(Beginning of AVAILABLE DATA)

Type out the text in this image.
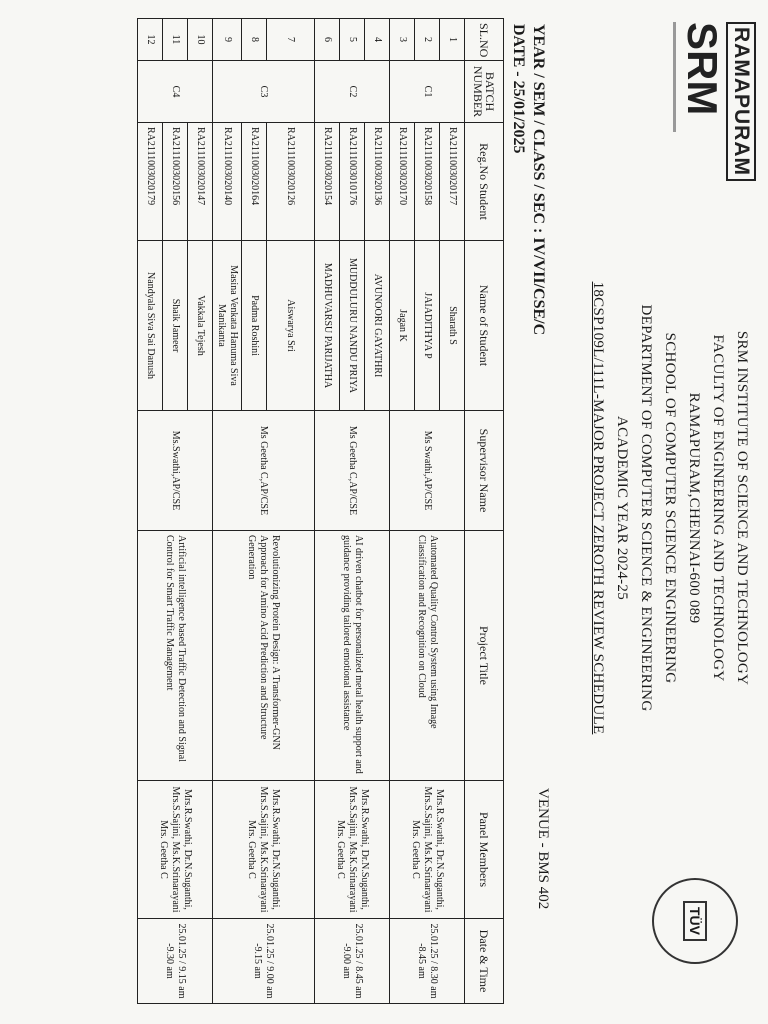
RAMAPURAM
SRM
TÜV
SRM INSTITUTE OF SCIENCE AND TECHNOLOGY
FACULTY OF ENGINEERING AND TECHNOLOGY
RAMAPURAM,CHENNAI-600 089
SCHOOL OF COMPUTER SCIENCE ENGINEERING
DEPARTMENT OF COMPUTER SCIENCE & ENGINEERING
ACADEMIC YEAR 2024-25
18CSP109L/111L-MAJOR PROJECT ZEROTH REVIEW SCHEDULE
VENUE - BMS 402
YEAR / SEM / CLASS / SEC : IV/VII/CSE/C
DATE - 25/01/2025
SL.NO	BATCH NUMBER	Reg.No Student	Name of Student	Supervisor Name	Project Title	Panel Members	Date & Time
1	C1	RA2111003020177	Sharath S	Ms Swathi,AP/CSE	Automated Quality Control System using Image Classification and Recognition on Cloud	Mrs.R.Swathi, Dr.N.Suganthi, Mrs.S.Sajini, Ms.K.Srinarayani Mrs. Geetha C	25.01.25 / 8.30 am -8.45 am
2		RA2111003020158	JAIADITHYA P				
3		RA2111003020170	Jagan K				
4	C2	RA2111003020136	AVUNOORI GAYATHRI	Ms Geetha C,AP/CSE	AI driven chatbot for personalized metal health support and guidance providing tailored emotional assistance	Mrs.R.Swathi, Dr.N.Suganthi, Mrs.S.Sajini, Ms.K.Srinarayani Mrs. Geetha C	25.01.25 / 8.45 am -9.00 am
5		RA2111003010176	MUDDULURU NANDU PRIYA				
6		RA2111003020154	MADHUVARSU PARIJATHA				
7	C3	RA2111003020126	Aiswarya Sri	Ms Geetha C,AP/CSE	Revolutionizing Protein Design: A Transformer-GNN Approach for Amino Acid Prediction and Structure Generation	Mrs.R.Swathi, Dr.N.Suganthi, Mrs.S.Sajini, Ms.K.Srinarayani Mrs. Geetha C	25.01.25 / 9.00 am -9.15 am
8		RA2111003020164	Padma Roshini				
9		RA2111003020140	Masina Venkata Hanuma Siva Manikanta				
10	C4	RA2111003020147	Vakkala Tejesh	Ms.Swathi,AP/CSE	Artificial intelligence based Traffic Detection and Signal Control for Smart Traffic Management	Mrs.R.Swathi, Dr.N.Suganthi, Mrs.S.Sajini, Ms.K.Srinarayani Mrs. Geetha C	25.01.25 / 9.15 am -9.30 am
11		RA2111003020156	Shaik Jameer				
12		RA2111003020179	Nandyala Siva Sai Danush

(End of AVAILABLE DATA)

▶ WHAT IS BEING ASKED
Make a copy of each line in the records above that has the word "Siva".

▶ ANSWER FOR THE TASK
9		RA2111003020140	Masina Venkata Hanuma Siva Manikanta				
12		RA2111003020179	Nandyala Siva Sai Danush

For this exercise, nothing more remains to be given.